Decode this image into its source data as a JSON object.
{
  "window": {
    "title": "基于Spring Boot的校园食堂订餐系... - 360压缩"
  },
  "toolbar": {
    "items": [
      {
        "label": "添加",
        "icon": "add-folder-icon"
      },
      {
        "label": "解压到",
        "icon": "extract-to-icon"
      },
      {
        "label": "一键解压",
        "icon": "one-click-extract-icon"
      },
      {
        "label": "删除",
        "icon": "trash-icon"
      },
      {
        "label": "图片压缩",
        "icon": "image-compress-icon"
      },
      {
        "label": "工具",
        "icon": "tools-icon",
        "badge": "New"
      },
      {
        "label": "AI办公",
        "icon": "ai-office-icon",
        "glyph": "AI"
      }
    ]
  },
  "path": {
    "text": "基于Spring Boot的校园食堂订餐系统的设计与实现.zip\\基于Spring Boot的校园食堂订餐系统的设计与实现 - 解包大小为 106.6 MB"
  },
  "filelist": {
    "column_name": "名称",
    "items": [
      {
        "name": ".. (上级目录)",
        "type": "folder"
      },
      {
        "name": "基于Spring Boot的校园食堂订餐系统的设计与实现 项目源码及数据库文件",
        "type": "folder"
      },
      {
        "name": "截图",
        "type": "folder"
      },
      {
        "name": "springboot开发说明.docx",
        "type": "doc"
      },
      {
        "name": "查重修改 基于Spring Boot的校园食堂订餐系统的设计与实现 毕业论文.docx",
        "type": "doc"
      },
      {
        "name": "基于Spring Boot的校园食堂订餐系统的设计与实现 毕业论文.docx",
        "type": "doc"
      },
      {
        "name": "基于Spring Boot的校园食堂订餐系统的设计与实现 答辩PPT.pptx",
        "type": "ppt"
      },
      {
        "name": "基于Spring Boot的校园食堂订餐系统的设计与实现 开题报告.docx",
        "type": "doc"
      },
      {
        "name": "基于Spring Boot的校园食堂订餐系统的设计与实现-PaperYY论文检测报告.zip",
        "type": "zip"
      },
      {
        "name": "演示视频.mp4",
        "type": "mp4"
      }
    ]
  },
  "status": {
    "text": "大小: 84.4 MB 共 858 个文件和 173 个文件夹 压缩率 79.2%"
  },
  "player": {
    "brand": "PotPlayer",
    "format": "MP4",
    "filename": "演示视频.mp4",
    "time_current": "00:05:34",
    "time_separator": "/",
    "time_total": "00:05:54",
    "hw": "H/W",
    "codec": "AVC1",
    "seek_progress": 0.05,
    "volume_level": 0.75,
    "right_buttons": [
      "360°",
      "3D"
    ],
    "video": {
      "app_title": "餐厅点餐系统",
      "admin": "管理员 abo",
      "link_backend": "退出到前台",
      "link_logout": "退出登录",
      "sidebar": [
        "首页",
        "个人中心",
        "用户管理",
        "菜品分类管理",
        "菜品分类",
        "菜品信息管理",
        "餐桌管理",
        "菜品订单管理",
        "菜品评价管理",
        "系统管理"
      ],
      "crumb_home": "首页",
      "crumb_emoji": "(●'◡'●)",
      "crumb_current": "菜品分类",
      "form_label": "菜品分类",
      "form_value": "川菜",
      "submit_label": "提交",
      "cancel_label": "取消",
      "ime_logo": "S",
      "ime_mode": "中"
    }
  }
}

What to do |
Retype the records that precede this task, keeping them exactly the same.

Task answer |
Decode this image into its source data as a JSON object.
{
  "window": {
    "title": "基于Spring Boot的校园食堂订餐系... - 360压缩"
  },
  "toolbar": {
    "items": [
      {
        "label": "添加",
        "icon": "add-folder-icon"
      },
      {
        "label": "解压到",
        "icon": "extract-to-icon"
      },
      {
        "label": "一键解压",
        "icon": "one-click-extract-icon"
      },
      {
        "label": "删除",
        "icon": "trash-icon"
      },
      {
        "label": "图片压缩",
        "icon": "image-compress-icon"
      },
      {
        "label": "工具",
        "icon": "tools-icon",
        "badge": "New"
      },
      {
        "label": "AI办公",
        "icon": "ai-office-icon",
        "glyph": "AI"
      }
    ]
  },
  "path": {
    "text": "基于Spring Boot的校园食堂订餐系统的设计与实现.zip\\基于Spring Boot的校园食堂订餐系统的设计与实现 - 解包大小为 106.6 MB"
  },
  "filelist": {
    "column_name": "名称",
    "items": [
      {
        "name": ".. (上级目录)",
        "type": "folder"
      },
      {
        "name": "基于Spring Boot的校园食堂订餐系统的设计与实现 项目源码及数据库文件",
        "type": "folder"
      },
      {
        "name": "截图",
        "type": "folder"
      },
      {
        "name": "springboot开发说明.docx",
        "type": "doc"
      },
      {
        "name": "查重修改 基于Spring Boot的校园食堂订餐系统的设计与实现 毕业论文.docx",
        "type": "doc"
      },
      {
        "name": "基于Spring Boot的校园食堂订餐系统的设计与实现 毕业论文.docx",
        "type": "doc"
      },
      {
        "name": "基于Spring Boot的校园食堂订餐系统的设计与实现 答辩PPT.pptx",
        "type": "ppt"
      },
      {
        "name": "基于Spring Boot的校园食堂订餐系统的设计与实现 开题报告.docx",
        "type": "doc"
      },
      {
        "name": "基于Spring Boot的校园食堂订餐系统的设计与实现-PaperYY论文检测报告.zip",
        "type": "zip"
      },
      {
        "name": "演示视频.mp4",
        "type": "mp4"
      }
    ]
  },
  "status": {
    "text": "大小: 84.4 MB 共 858 个文件和 173 个文件夹 压缩率 79.2%"
  },
  "player": {
    "brand": "PotPlayer",
    "format": "MP4",
    "filename": "演示视频.mp4",
    "time_current": "00:05:34",
    "time_separator": "/",
    "time_total": "00:05:54",
    "hw": "H/W",
    "codec": "AVC1",
    "seek_progress": 0.05,
    "volume_level": 0.75,
    "right_buttons": [
      "360°",
      "3D"
    ],
    "video": {
      "app_title": "餐厅点餐系统",
      "admin": "管理员 abo",
      "link_backend": "退出到前台",
      "link_logout": "退出登录",
      "sidebar": [
        "首页",
        "个人中心",
        "用户管理",
        "菜品分类管理",
        "菜品分类",
        "菜品信息管理",
        "餐桌管理",
        "菜品订单管理",
        "菜品评价管理",
        "系统管理"
      ],
      "crumb_home": "首页",
      "crumb_emoji": "(●'◡'●)",
      "crumb_current": "菜品分类",
      "form_label": "菜品分类",
      "form_value": "川菜",
      "submit_label": "提交",
      "cancel_label": "取消",
      "ime_logo": "S",
      "ime_mode": "中"
    }
  }
}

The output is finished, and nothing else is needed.